Prompt — Each entry below is to be given again word for word, with no pictures.

Given data —
----
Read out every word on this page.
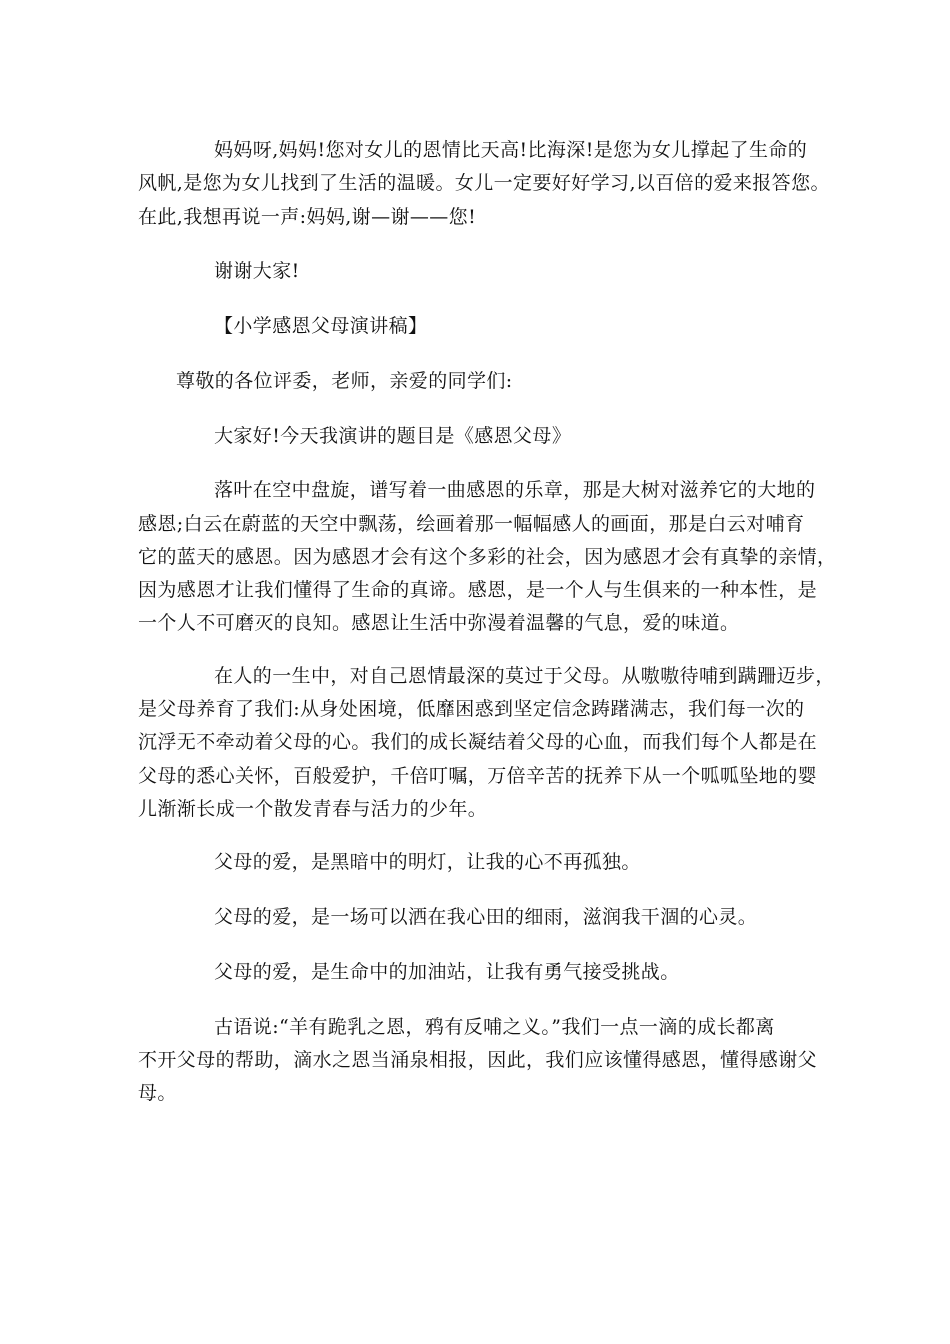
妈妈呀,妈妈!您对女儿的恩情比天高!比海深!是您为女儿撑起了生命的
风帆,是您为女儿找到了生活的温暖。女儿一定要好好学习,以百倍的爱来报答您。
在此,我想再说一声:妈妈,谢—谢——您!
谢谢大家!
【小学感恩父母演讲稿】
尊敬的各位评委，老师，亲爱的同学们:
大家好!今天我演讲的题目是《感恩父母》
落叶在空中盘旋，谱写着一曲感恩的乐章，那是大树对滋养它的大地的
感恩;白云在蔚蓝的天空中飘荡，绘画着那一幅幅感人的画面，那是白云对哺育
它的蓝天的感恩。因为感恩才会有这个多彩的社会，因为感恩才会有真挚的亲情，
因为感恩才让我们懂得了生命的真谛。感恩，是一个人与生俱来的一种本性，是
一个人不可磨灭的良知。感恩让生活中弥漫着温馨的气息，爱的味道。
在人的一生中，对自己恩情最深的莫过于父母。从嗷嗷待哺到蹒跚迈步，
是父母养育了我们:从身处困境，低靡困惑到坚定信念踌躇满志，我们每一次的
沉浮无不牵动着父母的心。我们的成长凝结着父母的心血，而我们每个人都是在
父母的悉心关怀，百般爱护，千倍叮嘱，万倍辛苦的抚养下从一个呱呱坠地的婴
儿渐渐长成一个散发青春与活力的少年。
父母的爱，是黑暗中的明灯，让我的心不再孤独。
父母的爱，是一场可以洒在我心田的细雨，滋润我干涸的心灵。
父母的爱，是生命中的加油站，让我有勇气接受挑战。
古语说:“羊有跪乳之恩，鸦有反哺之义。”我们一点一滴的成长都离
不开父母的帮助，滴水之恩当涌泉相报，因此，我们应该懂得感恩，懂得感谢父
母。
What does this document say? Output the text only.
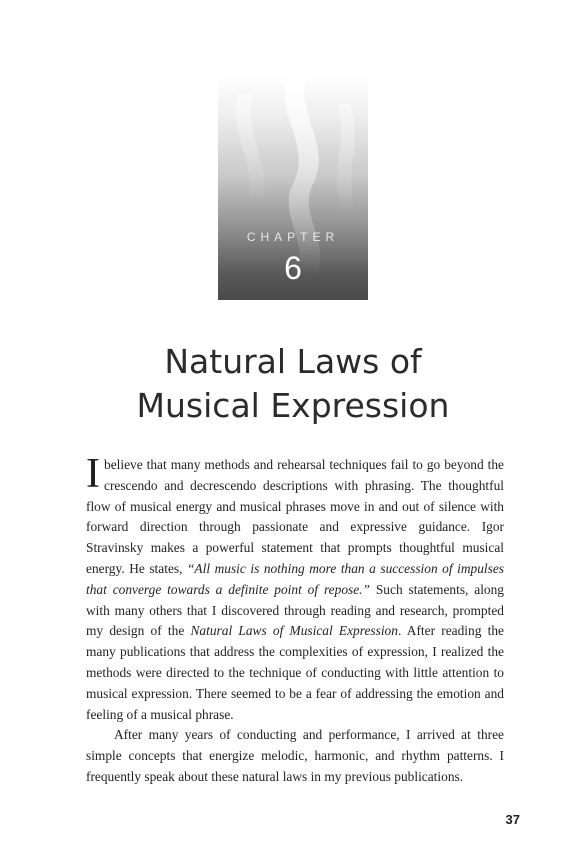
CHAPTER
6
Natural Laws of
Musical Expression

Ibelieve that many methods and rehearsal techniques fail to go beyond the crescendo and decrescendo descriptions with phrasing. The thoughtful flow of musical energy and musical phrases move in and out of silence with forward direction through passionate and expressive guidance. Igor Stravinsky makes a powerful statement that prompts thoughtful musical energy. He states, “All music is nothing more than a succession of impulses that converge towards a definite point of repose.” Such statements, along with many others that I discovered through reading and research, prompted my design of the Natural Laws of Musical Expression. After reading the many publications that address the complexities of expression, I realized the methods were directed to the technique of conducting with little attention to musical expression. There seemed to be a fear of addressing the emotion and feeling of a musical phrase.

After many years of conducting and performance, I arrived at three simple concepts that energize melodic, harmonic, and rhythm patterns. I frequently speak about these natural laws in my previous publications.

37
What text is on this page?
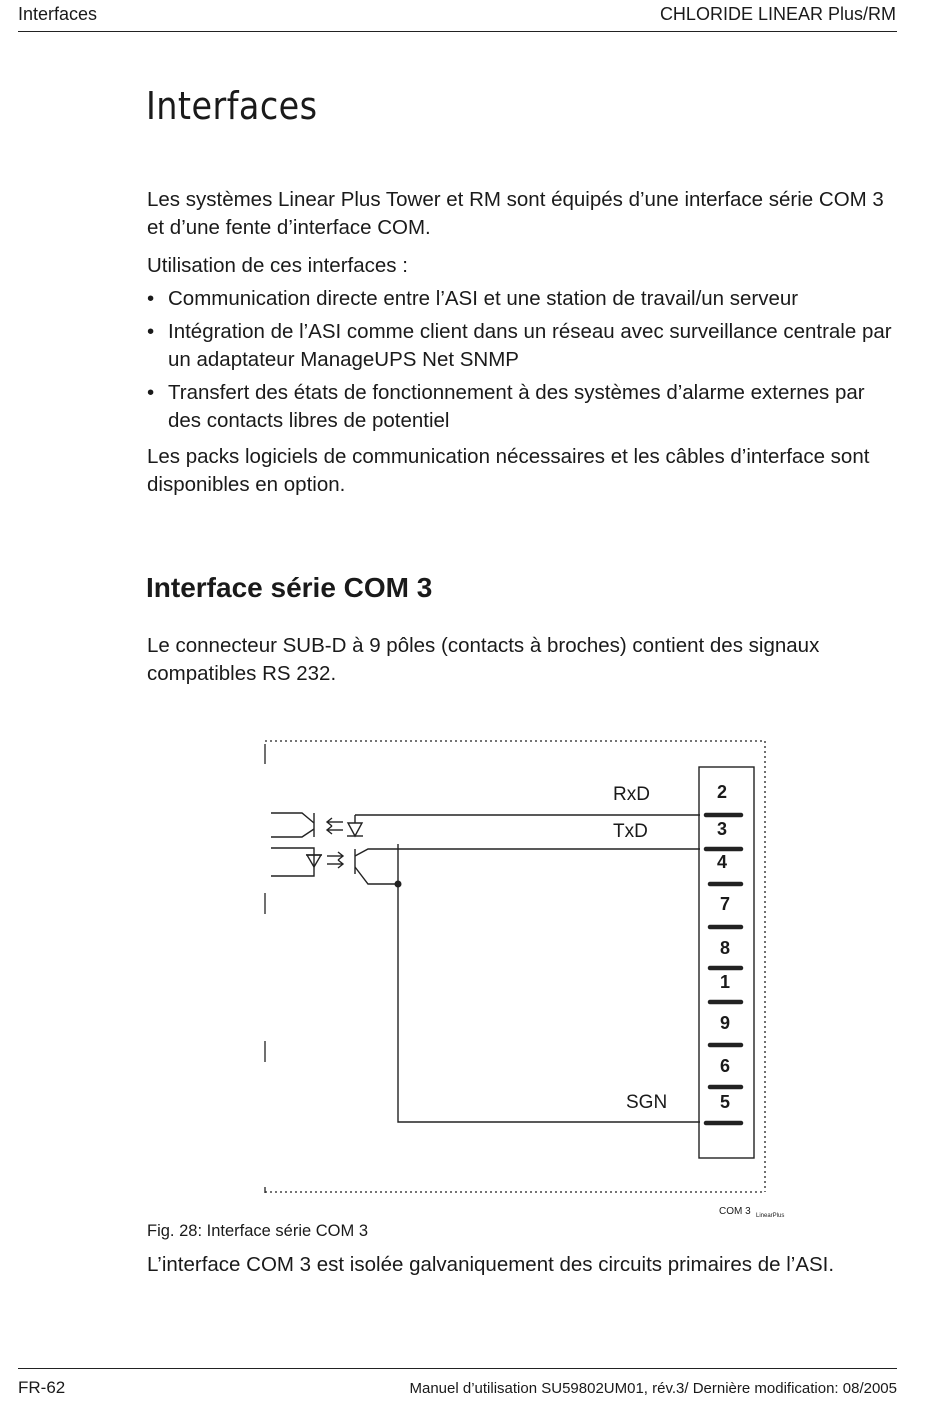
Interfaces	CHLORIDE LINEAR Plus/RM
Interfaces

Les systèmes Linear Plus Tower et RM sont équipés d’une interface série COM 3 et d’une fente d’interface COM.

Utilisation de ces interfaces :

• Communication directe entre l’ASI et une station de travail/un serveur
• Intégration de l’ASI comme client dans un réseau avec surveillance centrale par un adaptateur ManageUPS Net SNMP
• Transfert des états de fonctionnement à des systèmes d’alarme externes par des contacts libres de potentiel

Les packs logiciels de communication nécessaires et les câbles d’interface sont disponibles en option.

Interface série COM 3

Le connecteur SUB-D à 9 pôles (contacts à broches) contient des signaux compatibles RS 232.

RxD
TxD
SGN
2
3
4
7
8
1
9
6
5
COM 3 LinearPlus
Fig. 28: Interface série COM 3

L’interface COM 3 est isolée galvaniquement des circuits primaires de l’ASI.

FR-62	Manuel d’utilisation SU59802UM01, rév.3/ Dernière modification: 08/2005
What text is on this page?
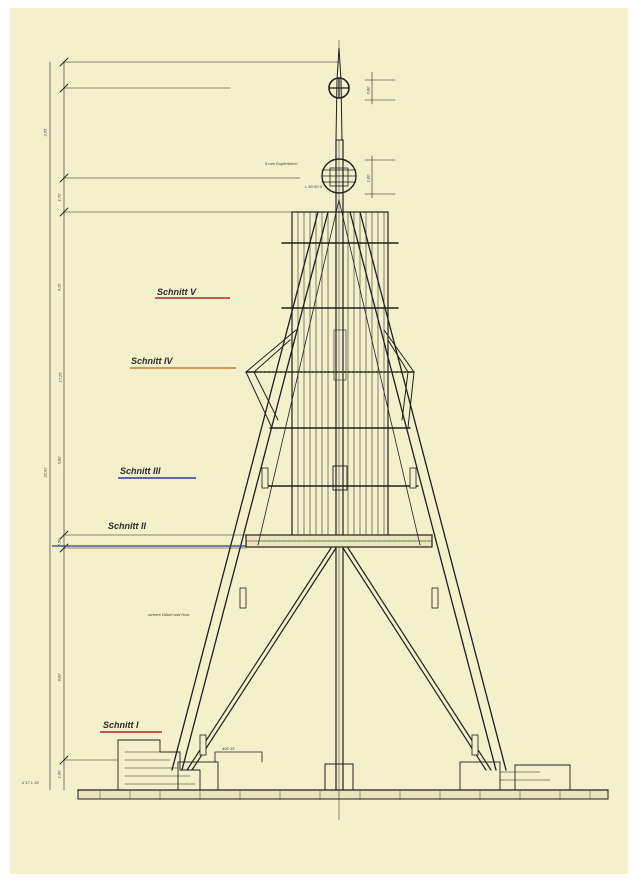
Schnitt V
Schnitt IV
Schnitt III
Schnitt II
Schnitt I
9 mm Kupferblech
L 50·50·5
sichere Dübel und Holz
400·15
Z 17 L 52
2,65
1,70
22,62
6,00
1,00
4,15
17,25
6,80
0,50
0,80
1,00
----
Correct result —
Read out every word on this page.
妈妈呀,妈妈!您对女儿的恩情比天高!比海深!是您为女儿撑起了生命的
风帆,是您为女儿找到了生活的温暖。女儿一定要好好学习,以百倍的爱来报答您。
在此,我想再说一声:妈妈,谢—谢——您!
谢谢大家!
【小学感恩父母演讲稿】
尊敬的各位评委，老师，亲爱的同学们:
大家好!今天我演讲的题目是《感恩父母》
落叶在空中盘旋，谱写着一曲感恩的乐章，那是大树对滋养它的大地的
感恩;白云在蔚蓝的天空中飘荡，绘画着那一幅幅感人的画面，那是白云对哺育
它的蓝天的感恩。因为感恩才会有这个多彩的社会，因为感恩才会有真挚的亲情，
因为感恩才让我们懂得了生命的真谛。感恩，是一个人与生俱来的一种本性，是
一个人不可磨灭的良知。感恩让生活中弥漫着温馨的气息，爱的味道。
在人的一生中，对自己恩情最深的莫过于父母。从嗷嗷待哺到蹒跚迈步，
是父母养育了我们:从身处困境，低靡困惑到坚定信念踌躇满志，我们每一次的
沉浮无不牵动着父母的心。我们的成长凝结着父母的心血，而我们每个人都是在
父母的悉心关怀，百般爱护，千倍叮嘱，万倍辛苦的抚养下从一个呱呱坠地的婴
儿渐渐长成一个散发青春与活力的少年。
父母的爱，是黑暗中的明灯，让我的心不再孤独。
父母的爱，是一场可以洒在我心田的细雨，滋润我干涸的心灵。
父母的爱，是生命中的加油站，让我有勇气接受挑战。
古语说:“羊有跪乳之恩，鸦有反哺之义。”我们一点一滴的成长都离
不开父母的帮助，滴水之恩当涌泉相报，因此，我们应该懂得感恩，懂得感谢父
母。
What does this document say? Output the text only.
CHAPTER
6
Natural Laws of
Musical Expression

Ibelieve that many methods and rehearsal techniques fail to go beyond the crescendo and decrescendo descriptions with phrasing. The thoughtful flow of musical energy and musical phrases move in and out of silence with forward direction through passionate and expressive guidance. Igor Stravinsky makes a powerful statement that prompts thoughtful musical energy. He states, “All music is nothing more than a succession of impulses that converge towards a definite point of repose.” Such statements, along with many others that I discovered through reading and research, prompted my design of the Natural Laws of Musical Expression. After reading the many publications that address the complexities of expression, I realized the methods were directed to the technique of conducting with little attention to musical expression. There seemed to be a fear of addressing the emotion and feeling of a musical phrase.

After many years of conducting and performance, I arrived at three simple concepts that energize melodic, harmonic, and rhythm patterns. I frequently speak about these natural laws in my previous publications.

37
What text is on this page?
Interfaces	CHLORIDE LINEAR Plus/RM
Interfaces

Les systèmes Linear Plus Tower et RM sont équipés d’une interface série COM 3 et d’une fente d’interface COM.

Utilisation de ces interfaces :

• Communication directe entre l’ASI et une station de travail/un serveur
• Intégration de l’ASI comme client dans un réseau avec surveillance centrale par un adaptateur ManageUPS Net SNMP
• Transfert des états de fonctionnement à des systèmes d’alarme externes par des contacts libres de potentiel

Les packs logiciels de communication nécessaires et les câbles d’interface sont disponibles en option.

Interface série COM 3

Le connecteur SUB-D à 9 pôles (contacts à broches) contient des signaux compatibles RS 232.

RxD
TxD
SGN
2
3
4
7
8
1
9
6
5
COM 3 LinearPlus
Fig. 28: Interface série COM 3

L’interface COM 3 est isolée galvaniquement des circuits primaires de l’ASI.

FR-62	Manuel d’utilisation SU59802UM01, rév.3/ Dernière modification: 08/2005
What text is on this page?
Schnitt V
Schnitt IV
Schnitt III
Schnitt II
Schnitt I
9 mm Kupferblech
L 50·50·5
sichere Dübel und Holz
400·15
Z 17 L 52
2,65
1,70
22,62
6,00
1,00
4,15
17,25
6,80
0,50
0,80
1,00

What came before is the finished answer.